A single number is the answer here: how many lines of the entries contain "ΔΑΣΟΛΟΓΙΑΣ"?

•••

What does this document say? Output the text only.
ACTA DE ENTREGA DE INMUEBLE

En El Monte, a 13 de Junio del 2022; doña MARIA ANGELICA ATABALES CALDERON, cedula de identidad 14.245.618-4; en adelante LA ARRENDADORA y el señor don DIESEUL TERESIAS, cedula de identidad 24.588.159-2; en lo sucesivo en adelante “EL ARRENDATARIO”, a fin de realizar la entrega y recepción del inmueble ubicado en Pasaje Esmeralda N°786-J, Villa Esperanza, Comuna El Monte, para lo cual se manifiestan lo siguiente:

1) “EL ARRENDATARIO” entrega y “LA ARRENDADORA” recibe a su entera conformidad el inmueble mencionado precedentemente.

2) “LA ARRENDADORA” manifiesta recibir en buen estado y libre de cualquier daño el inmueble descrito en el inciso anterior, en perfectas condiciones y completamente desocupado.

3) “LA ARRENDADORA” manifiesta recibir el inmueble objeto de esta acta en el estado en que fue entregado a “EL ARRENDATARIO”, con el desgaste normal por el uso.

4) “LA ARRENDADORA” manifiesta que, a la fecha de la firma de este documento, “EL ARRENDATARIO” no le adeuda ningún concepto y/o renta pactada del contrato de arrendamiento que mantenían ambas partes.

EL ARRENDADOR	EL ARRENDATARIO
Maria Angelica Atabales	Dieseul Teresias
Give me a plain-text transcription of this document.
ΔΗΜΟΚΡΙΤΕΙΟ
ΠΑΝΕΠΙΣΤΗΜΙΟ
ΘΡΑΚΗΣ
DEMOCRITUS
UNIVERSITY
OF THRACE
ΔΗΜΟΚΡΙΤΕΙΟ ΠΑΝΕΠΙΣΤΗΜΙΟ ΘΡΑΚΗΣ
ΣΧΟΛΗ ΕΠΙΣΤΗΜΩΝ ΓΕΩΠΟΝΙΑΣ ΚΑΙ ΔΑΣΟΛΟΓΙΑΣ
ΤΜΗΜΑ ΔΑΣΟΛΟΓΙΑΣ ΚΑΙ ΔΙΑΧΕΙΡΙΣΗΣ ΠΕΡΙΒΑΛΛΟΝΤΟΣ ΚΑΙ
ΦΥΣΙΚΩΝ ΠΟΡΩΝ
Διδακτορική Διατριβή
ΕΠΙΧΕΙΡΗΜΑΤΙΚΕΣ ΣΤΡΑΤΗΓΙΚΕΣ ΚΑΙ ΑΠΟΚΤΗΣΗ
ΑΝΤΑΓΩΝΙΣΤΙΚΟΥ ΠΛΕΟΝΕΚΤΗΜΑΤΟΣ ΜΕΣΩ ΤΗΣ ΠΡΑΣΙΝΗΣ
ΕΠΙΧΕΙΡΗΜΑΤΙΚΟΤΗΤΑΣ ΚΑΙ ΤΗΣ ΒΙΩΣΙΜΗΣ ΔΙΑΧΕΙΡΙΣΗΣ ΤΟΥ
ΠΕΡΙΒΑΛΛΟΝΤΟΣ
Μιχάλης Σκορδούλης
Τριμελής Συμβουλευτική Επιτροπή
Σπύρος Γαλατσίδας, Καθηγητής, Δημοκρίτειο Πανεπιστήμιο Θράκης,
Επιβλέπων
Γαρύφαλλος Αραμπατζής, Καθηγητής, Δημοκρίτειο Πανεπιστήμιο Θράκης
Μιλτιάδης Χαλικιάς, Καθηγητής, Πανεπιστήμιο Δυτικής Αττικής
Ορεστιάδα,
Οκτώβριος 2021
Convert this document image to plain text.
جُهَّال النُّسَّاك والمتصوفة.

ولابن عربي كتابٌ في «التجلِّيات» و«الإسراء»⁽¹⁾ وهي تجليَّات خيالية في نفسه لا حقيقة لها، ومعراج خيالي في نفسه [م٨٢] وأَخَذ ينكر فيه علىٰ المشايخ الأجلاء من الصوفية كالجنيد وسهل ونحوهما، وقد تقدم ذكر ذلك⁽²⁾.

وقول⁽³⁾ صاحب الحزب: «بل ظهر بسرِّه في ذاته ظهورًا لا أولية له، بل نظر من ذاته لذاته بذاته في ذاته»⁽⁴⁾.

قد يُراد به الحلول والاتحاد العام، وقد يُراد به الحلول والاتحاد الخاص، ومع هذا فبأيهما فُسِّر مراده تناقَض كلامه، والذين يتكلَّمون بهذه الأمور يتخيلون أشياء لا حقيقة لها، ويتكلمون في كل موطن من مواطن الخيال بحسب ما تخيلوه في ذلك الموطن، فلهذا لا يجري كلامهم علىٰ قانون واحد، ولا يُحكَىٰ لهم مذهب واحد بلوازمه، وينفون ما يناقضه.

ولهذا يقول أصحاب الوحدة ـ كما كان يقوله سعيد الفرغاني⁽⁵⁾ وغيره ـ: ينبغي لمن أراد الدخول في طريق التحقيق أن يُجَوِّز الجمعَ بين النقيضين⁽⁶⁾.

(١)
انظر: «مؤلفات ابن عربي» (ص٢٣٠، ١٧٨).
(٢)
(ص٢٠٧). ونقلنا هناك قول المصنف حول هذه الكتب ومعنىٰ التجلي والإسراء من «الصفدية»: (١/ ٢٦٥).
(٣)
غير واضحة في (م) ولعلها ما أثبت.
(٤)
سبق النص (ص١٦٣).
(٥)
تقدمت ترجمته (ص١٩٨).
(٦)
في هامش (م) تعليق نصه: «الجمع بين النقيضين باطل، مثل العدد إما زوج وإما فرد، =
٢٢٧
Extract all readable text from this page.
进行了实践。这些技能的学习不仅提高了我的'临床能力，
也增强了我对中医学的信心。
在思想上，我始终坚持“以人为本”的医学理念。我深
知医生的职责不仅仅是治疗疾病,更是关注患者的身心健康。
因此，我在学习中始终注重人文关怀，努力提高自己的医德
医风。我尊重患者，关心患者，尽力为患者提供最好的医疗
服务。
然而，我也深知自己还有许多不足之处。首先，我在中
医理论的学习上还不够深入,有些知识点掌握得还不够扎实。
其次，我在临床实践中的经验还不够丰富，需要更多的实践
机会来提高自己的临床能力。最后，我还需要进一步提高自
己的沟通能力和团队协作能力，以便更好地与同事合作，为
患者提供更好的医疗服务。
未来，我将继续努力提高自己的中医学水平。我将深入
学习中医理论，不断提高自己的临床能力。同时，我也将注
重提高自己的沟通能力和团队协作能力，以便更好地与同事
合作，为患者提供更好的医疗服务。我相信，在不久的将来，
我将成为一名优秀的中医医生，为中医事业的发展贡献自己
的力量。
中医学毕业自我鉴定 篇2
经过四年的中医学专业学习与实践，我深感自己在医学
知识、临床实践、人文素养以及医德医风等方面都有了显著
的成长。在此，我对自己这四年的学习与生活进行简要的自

•••

* _FULL SOLUTION_
2